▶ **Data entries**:
-------

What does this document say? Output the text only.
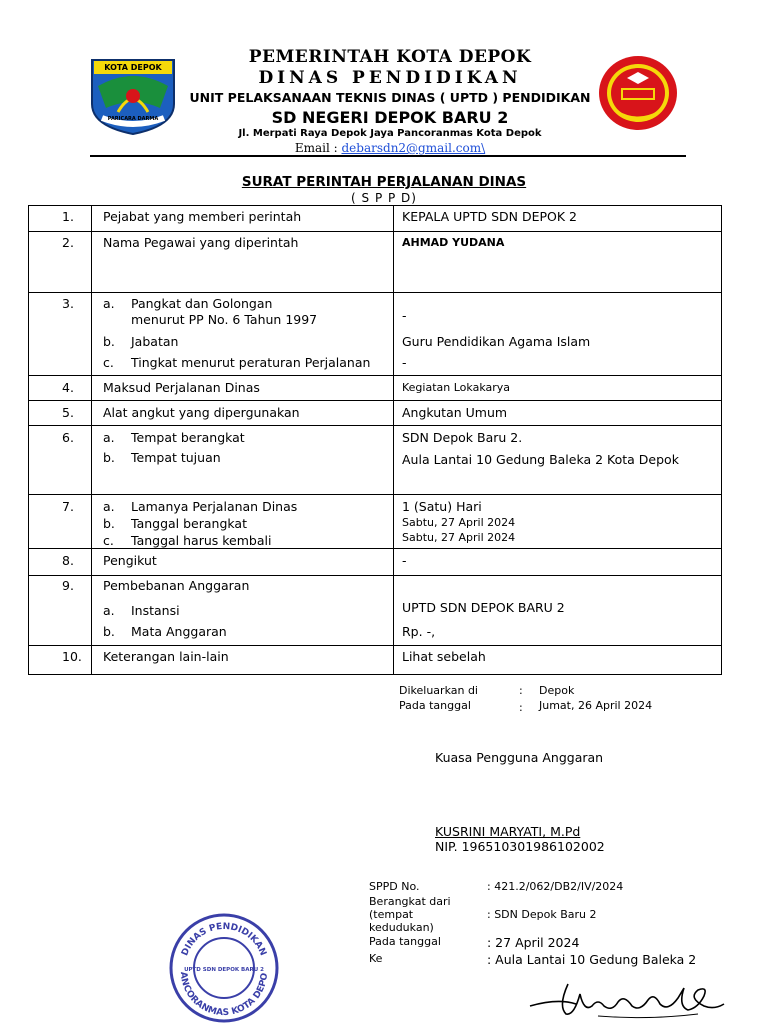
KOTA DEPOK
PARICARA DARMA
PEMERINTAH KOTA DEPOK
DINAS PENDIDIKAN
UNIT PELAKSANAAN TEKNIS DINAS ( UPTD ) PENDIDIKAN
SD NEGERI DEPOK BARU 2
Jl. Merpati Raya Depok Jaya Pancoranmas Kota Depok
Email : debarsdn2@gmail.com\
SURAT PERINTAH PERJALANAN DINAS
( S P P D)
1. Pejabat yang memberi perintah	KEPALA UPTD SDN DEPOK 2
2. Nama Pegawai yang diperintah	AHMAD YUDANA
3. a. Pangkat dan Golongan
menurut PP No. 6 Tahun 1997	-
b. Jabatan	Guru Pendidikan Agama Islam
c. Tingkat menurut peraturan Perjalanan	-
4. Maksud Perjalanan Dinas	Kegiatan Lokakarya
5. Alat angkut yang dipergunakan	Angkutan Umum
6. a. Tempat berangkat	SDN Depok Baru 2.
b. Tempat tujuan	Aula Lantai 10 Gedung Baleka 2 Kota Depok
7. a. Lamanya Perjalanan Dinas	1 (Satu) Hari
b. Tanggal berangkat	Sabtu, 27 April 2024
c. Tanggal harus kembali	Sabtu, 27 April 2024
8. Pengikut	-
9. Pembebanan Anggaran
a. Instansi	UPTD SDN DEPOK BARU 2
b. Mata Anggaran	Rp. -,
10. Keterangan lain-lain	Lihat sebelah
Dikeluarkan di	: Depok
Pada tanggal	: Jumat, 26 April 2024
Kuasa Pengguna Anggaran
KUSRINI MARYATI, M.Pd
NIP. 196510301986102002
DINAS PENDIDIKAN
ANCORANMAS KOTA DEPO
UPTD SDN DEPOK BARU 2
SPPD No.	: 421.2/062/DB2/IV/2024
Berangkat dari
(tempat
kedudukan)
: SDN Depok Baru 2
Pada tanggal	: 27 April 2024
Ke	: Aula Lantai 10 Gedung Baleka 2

-------

▶ **GOAL**: Every line of the listing that holds "Sabtu" should be found and copied.

▶ **FINISHED ANSWER**:
b. Tanggal berangkat	Sabtu, 27 April 2024
c. Tanggal harus kembali	Sabtu, 27 April 2024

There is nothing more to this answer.